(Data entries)
※

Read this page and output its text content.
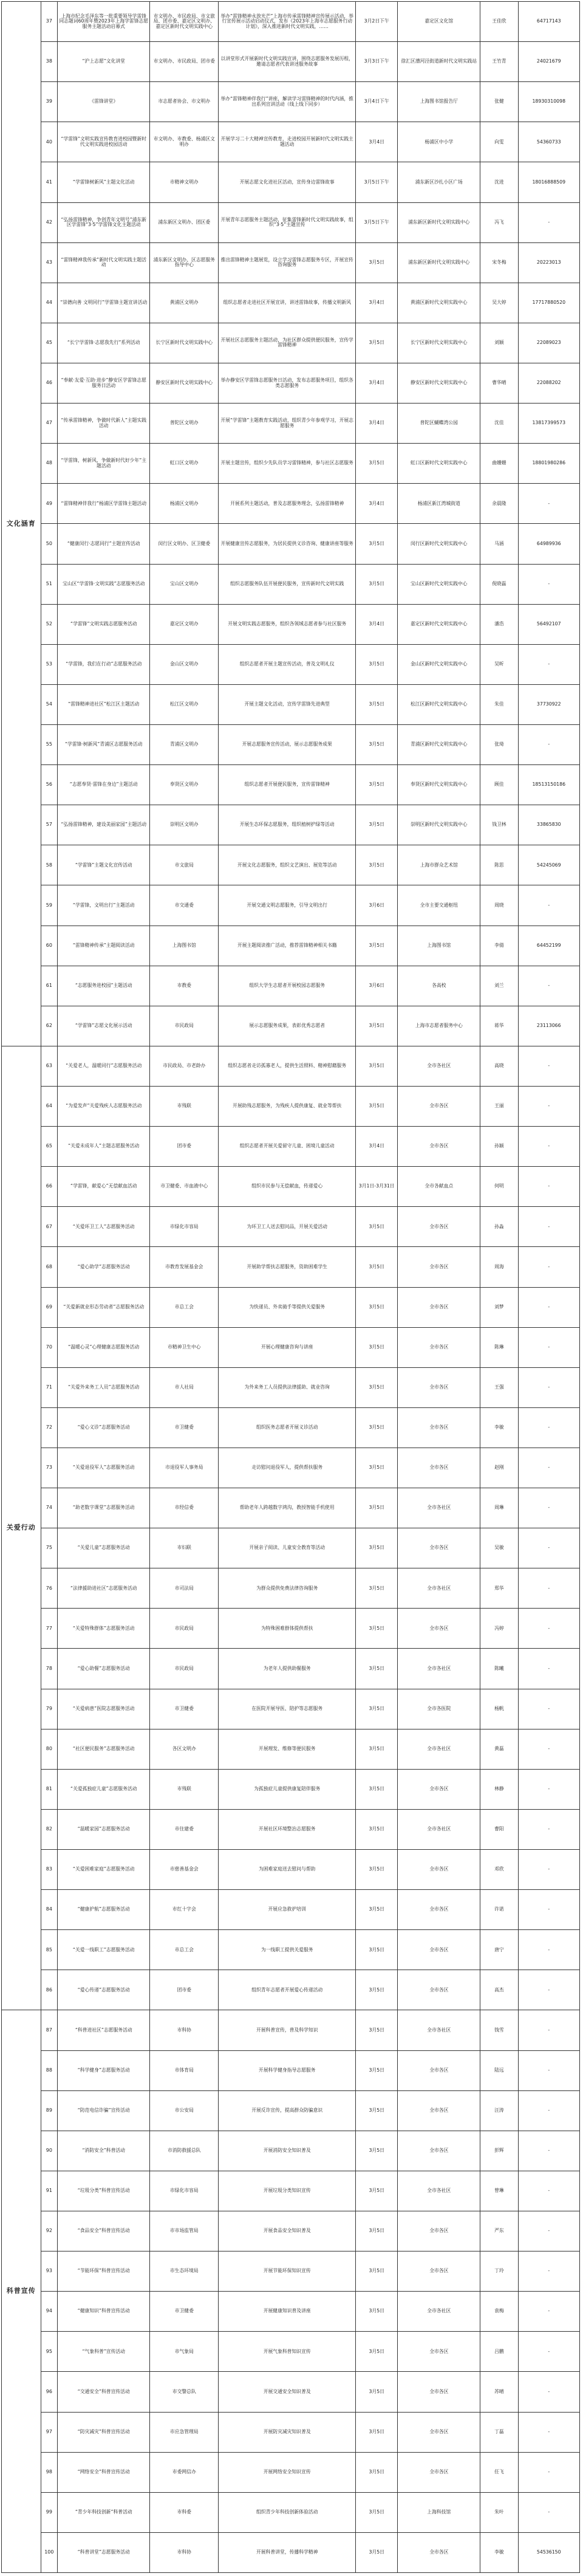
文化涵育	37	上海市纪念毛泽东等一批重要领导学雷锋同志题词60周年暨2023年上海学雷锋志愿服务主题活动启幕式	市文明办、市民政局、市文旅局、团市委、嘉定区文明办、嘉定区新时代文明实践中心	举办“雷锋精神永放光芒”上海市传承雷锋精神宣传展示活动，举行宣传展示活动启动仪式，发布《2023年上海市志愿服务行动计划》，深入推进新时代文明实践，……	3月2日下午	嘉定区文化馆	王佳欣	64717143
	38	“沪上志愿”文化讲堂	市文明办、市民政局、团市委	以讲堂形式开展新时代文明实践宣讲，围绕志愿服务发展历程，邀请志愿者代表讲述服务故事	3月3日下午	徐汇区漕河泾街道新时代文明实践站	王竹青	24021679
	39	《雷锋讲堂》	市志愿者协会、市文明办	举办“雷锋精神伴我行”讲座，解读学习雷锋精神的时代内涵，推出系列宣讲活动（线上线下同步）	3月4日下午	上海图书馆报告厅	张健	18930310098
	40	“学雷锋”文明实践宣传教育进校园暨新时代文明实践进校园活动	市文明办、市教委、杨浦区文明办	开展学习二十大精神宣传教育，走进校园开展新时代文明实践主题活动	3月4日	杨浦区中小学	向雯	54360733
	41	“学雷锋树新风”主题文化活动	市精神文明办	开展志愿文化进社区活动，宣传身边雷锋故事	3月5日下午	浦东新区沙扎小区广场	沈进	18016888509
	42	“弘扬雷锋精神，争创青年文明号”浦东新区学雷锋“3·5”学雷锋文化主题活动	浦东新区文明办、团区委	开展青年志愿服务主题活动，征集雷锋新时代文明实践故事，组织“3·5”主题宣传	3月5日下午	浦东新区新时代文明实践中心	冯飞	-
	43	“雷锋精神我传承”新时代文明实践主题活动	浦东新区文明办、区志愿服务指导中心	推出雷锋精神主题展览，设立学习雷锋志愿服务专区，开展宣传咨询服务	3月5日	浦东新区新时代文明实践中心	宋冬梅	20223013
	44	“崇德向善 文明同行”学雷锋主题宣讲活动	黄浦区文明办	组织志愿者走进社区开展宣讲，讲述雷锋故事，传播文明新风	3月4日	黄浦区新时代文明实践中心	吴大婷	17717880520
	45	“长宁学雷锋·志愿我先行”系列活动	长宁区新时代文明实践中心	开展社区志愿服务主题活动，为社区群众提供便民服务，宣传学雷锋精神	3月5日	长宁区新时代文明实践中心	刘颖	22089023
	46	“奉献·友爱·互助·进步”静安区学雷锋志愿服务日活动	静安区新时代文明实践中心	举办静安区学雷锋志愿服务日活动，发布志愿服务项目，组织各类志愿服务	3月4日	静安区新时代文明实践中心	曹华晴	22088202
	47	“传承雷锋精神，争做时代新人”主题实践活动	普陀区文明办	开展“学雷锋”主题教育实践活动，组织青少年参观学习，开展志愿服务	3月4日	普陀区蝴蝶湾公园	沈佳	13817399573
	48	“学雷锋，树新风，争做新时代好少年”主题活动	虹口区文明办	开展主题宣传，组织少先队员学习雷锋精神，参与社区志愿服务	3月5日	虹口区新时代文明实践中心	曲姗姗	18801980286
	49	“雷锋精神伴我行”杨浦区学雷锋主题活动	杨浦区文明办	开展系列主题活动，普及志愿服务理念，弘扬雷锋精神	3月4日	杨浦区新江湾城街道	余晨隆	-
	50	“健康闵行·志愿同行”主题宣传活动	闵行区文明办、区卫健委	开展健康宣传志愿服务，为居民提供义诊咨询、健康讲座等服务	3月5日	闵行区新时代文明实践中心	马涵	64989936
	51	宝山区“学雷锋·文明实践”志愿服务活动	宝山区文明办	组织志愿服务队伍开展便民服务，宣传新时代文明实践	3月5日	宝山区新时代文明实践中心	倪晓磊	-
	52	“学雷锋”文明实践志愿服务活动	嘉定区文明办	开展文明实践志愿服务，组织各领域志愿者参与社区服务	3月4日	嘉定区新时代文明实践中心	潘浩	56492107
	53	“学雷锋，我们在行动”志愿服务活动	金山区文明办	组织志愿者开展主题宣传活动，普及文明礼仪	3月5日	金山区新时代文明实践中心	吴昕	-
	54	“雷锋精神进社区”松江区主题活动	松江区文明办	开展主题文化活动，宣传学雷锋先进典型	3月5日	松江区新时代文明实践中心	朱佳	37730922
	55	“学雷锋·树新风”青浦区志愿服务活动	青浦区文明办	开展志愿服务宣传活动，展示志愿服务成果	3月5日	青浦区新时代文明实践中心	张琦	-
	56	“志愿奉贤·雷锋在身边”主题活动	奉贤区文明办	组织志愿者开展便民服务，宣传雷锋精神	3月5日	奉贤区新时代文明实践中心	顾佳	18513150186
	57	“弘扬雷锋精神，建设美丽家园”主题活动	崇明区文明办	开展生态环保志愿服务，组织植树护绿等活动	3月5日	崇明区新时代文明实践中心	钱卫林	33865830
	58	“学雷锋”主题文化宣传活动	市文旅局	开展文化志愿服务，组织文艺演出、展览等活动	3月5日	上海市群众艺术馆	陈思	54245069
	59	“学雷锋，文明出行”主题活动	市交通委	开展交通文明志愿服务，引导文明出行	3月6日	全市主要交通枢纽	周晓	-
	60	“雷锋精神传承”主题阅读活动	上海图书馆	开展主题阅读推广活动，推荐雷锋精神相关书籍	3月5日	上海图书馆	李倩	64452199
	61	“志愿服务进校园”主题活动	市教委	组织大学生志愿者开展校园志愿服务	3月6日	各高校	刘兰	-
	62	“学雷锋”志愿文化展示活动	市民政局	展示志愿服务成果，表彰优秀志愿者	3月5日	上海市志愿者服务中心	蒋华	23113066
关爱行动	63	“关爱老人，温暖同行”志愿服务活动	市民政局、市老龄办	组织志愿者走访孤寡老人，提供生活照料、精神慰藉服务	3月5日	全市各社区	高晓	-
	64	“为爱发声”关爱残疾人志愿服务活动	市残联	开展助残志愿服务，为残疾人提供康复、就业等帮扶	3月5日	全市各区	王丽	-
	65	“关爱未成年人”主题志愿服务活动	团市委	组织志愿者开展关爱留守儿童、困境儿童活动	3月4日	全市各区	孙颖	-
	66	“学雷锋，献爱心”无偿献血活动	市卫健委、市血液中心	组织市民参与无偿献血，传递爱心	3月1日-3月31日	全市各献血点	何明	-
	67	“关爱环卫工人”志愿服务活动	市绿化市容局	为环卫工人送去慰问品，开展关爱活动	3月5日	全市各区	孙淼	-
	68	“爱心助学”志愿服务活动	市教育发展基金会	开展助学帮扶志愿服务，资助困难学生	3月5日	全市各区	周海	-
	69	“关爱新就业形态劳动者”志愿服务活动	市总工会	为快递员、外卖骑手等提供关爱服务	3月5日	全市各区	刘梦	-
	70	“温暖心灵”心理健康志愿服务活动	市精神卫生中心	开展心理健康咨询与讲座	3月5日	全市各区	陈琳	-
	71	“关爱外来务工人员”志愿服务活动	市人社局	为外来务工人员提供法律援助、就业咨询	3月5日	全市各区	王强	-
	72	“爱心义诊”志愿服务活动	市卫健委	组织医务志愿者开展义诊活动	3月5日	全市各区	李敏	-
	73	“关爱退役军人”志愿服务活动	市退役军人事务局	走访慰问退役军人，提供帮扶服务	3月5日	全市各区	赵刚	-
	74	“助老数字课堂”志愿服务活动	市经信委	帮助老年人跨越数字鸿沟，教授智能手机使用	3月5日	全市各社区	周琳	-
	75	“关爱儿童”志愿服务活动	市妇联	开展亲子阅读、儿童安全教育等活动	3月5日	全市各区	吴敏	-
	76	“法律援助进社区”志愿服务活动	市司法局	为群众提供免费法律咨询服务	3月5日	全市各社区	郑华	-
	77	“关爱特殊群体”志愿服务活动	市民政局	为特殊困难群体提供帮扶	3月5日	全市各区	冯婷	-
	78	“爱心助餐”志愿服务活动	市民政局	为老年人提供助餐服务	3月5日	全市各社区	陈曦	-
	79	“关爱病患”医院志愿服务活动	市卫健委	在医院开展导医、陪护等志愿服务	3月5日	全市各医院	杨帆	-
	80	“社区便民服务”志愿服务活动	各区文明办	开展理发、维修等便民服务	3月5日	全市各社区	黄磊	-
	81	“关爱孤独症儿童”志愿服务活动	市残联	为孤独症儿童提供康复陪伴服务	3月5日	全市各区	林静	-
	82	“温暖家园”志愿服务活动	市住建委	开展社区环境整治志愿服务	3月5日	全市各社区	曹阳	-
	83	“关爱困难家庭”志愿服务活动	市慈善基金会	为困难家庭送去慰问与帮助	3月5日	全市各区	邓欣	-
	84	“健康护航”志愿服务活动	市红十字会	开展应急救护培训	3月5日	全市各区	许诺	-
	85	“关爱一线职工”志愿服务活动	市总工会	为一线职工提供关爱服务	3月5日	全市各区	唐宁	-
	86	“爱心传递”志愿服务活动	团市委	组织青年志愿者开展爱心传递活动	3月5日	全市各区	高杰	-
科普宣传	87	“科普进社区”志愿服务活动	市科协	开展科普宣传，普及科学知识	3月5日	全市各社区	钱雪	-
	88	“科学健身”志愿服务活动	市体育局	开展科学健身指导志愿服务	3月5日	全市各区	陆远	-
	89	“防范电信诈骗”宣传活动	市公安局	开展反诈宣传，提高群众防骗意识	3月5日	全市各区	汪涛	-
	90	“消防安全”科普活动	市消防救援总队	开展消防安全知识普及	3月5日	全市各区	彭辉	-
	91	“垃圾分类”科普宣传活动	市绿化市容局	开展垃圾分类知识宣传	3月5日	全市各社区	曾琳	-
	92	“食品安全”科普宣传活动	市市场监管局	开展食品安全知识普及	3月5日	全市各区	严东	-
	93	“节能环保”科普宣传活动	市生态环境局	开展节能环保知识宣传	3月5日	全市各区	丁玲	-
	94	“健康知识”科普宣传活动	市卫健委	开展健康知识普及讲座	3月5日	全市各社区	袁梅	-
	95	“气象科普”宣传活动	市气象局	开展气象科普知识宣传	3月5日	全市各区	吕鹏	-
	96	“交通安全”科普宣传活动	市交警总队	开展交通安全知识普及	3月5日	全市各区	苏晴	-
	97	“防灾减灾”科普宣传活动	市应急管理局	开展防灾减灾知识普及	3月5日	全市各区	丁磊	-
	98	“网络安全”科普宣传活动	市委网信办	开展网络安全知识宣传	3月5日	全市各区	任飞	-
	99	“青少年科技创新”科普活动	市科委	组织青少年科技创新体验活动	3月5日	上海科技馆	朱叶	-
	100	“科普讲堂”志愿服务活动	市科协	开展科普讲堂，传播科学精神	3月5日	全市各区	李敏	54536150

※

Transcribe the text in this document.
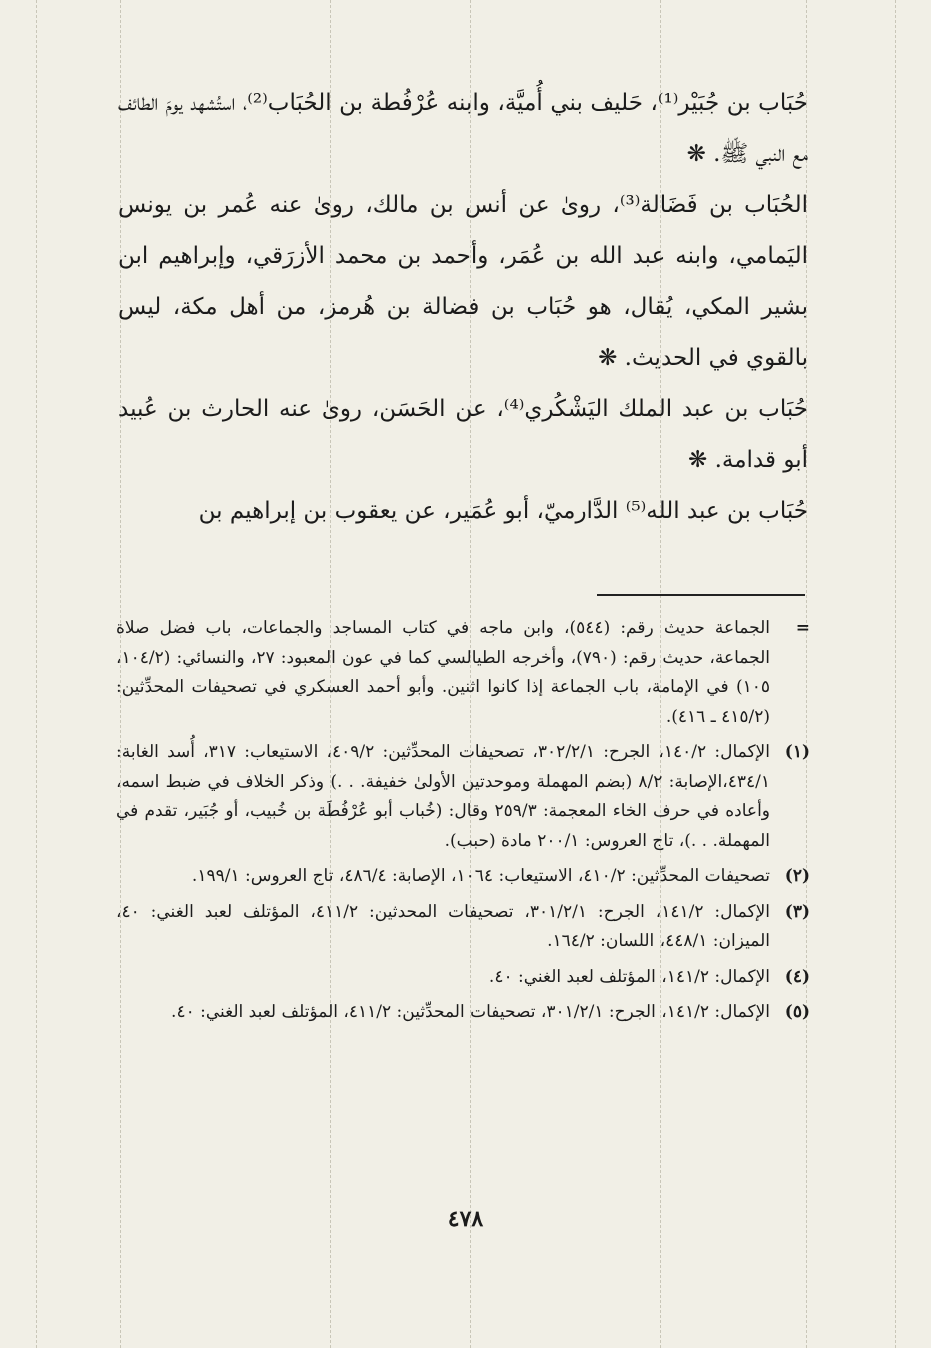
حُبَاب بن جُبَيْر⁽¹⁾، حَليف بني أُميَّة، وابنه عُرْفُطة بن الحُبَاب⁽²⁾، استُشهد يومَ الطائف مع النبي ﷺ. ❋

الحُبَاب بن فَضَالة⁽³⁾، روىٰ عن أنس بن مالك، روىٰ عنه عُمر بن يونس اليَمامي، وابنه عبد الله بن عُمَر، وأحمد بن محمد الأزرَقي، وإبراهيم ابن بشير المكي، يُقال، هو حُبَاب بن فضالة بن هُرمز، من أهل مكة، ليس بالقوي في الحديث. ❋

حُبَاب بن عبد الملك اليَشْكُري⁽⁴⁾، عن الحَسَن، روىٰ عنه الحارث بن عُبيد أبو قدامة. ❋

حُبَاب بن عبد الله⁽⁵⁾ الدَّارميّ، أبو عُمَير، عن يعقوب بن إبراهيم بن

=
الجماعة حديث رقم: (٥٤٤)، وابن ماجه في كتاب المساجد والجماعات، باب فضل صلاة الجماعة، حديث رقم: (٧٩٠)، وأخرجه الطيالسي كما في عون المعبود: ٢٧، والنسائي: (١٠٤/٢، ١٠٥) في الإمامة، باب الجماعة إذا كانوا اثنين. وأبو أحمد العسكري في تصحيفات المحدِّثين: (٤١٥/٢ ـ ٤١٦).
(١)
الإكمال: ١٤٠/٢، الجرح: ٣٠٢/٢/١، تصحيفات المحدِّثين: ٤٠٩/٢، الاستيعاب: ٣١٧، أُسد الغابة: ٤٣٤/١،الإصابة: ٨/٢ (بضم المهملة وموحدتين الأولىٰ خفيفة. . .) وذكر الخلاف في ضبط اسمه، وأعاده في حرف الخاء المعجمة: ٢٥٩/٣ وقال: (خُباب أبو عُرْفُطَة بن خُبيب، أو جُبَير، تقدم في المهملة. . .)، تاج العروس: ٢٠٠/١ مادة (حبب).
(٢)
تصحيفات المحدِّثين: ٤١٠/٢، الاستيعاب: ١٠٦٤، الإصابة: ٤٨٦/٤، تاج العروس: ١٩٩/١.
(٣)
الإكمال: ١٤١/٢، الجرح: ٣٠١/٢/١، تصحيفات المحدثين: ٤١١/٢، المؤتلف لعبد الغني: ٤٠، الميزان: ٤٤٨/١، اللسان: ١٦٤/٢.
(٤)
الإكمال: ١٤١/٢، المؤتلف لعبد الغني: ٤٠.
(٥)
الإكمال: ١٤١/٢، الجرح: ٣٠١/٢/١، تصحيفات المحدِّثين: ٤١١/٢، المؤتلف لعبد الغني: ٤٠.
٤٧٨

※

▶ _Exercise description_: Read the data above and pull out each line that holds the string "弘扬雷锋精神".

▶ _Full output_:
	42	“弘扬雷锋精神，争创青年文明号”浦东新区学雷锋“3·5”学雷锋文化主题活动	浦东新区文明办、团区委	开展青年志愿服务主题活动，征集雷锋新时代文明实践故事，组织“3·5”主题宣传	3月5日下午	浦东新区新时代文明实践中心	冯飞	-
	49	“雷锋精神伴我行”杨浦区学雷锋主题活动	杨浦区文明办	开展系列主题活动，普及志愿服务理念，弘扬雷锋精神	3月4日	杨浦区新江湾城街道	余晨隆	-
	57	“弘扬雷锋精神，建设美丽家园”主题活动	崇明区文明办	开展生态环保志愿服务，组织植树护绿等活动	3月5日	崇明区新时代文明实践中心	钱卫林	33865830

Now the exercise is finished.